• [SET TASK] Take each line containing "TOGETHER" and report it exactly as written.

──────── DATA ENTRIES

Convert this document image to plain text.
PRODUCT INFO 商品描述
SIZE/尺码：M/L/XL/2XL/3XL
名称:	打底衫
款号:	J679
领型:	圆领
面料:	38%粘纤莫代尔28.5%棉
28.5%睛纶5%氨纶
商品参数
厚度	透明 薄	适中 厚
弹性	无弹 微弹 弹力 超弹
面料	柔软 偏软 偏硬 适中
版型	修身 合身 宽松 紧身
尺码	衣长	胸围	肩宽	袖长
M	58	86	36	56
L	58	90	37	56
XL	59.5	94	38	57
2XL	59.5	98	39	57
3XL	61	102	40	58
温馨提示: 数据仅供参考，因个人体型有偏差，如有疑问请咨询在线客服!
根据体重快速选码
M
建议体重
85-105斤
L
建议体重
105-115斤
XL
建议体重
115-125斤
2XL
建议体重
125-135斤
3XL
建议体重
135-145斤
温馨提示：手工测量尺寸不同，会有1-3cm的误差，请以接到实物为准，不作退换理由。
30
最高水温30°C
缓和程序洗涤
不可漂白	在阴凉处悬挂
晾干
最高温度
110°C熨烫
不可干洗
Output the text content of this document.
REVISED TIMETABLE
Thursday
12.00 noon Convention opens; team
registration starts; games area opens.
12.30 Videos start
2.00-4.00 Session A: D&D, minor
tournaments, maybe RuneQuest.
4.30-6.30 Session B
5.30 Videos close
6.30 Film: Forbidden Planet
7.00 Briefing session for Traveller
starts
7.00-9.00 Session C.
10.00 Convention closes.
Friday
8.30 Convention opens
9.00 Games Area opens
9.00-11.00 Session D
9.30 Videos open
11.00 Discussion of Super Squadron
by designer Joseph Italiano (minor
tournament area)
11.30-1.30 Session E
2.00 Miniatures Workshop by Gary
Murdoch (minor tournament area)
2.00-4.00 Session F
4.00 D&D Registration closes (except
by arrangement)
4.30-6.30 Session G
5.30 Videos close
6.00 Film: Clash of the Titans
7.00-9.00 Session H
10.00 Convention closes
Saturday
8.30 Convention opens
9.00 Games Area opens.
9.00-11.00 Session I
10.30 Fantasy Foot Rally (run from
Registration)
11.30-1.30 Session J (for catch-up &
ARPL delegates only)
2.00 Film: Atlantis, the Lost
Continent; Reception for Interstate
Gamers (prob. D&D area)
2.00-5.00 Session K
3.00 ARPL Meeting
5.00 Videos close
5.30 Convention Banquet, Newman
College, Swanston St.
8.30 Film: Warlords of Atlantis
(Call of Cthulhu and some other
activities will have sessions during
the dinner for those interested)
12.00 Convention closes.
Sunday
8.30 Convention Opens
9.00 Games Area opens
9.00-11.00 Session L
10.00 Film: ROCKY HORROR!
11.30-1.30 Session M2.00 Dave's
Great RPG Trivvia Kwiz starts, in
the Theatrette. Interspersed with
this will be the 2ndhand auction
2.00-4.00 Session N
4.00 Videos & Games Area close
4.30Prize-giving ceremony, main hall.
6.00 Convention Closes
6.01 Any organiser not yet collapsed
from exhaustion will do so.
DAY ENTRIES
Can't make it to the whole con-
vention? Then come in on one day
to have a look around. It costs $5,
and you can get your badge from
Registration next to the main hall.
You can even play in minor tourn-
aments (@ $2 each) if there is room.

────────────────
──────── DATA ENTRIES

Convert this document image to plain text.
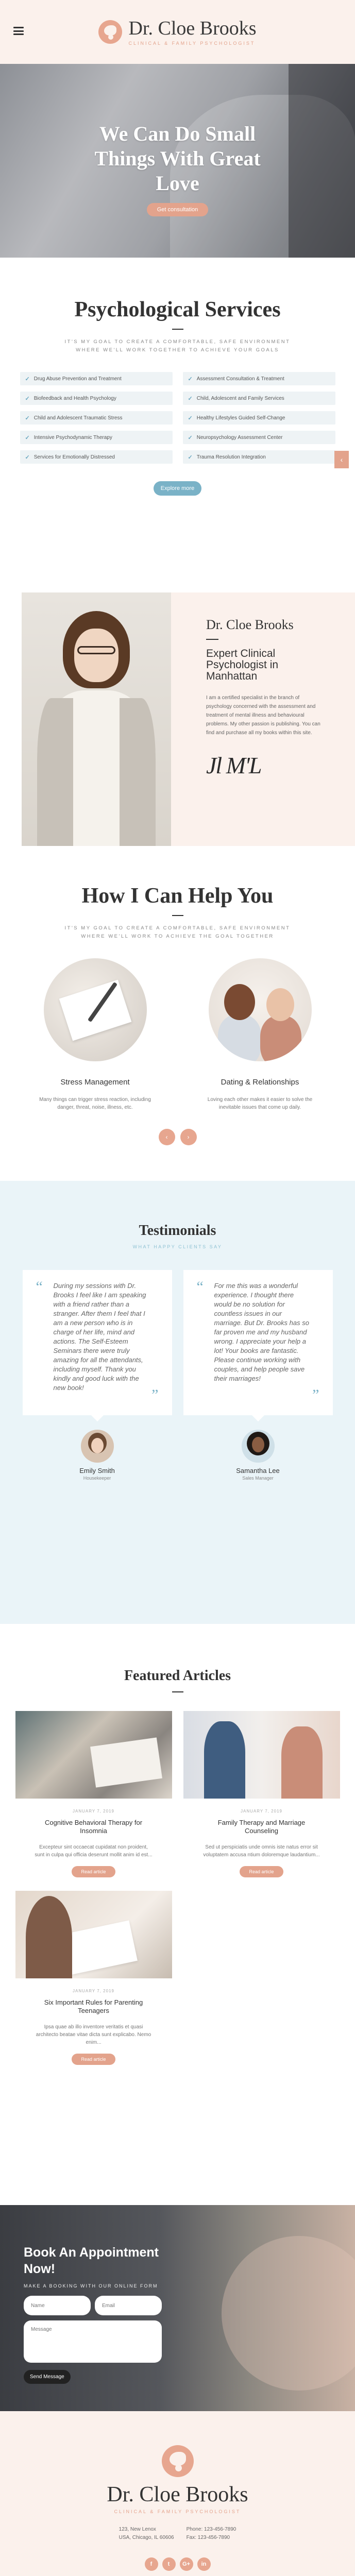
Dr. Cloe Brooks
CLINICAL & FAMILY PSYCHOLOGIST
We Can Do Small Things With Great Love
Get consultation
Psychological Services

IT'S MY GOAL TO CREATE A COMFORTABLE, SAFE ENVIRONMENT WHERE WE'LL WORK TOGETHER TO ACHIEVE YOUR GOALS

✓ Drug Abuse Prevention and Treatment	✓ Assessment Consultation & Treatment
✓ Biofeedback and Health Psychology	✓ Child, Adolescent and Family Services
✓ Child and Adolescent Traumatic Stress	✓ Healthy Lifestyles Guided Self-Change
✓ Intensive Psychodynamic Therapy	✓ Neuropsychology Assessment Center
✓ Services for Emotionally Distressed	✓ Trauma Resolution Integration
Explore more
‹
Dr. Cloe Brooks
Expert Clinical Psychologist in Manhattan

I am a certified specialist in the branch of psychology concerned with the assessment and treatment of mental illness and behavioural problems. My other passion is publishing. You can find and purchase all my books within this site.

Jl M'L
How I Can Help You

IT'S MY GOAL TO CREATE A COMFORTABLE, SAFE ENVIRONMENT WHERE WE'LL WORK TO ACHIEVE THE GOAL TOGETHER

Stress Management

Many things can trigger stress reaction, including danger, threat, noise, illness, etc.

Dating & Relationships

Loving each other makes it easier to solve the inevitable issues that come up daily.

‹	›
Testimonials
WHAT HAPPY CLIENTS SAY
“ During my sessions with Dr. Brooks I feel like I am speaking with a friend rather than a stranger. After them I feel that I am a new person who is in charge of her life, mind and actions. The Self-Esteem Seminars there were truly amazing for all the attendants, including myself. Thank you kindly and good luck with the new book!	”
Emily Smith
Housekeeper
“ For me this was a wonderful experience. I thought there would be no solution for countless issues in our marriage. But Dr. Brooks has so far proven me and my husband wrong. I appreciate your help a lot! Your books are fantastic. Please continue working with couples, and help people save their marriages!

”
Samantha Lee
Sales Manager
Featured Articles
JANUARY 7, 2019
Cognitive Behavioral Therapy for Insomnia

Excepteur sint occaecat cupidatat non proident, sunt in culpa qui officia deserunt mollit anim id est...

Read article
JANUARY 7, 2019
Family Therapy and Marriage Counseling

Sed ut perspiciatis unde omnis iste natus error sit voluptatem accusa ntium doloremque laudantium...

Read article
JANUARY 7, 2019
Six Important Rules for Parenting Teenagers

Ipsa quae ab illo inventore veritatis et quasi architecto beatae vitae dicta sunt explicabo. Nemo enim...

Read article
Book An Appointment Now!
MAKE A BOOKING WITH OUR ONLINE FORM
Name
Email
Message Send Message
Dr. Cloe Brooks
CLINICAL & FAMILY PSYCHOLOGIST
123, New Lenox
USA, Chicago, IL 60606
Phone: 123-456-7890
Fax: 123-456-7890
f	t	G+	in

────────────────

• [WRITTEN SOLUTION]
IT'S MY GOAL TO CREATE A COMFORTABLE, SAFE ENVIRONMENT WHERE WE'LL WORK TOGETHER TO ACHIEVE YOUR GOALS
IT'S MY GOAL TO CREATE A COMFORTABLE, SAFE ENVIRONMENT WHERE WE'LL WORK TO ACHIEVE THE GOAL TOGETHER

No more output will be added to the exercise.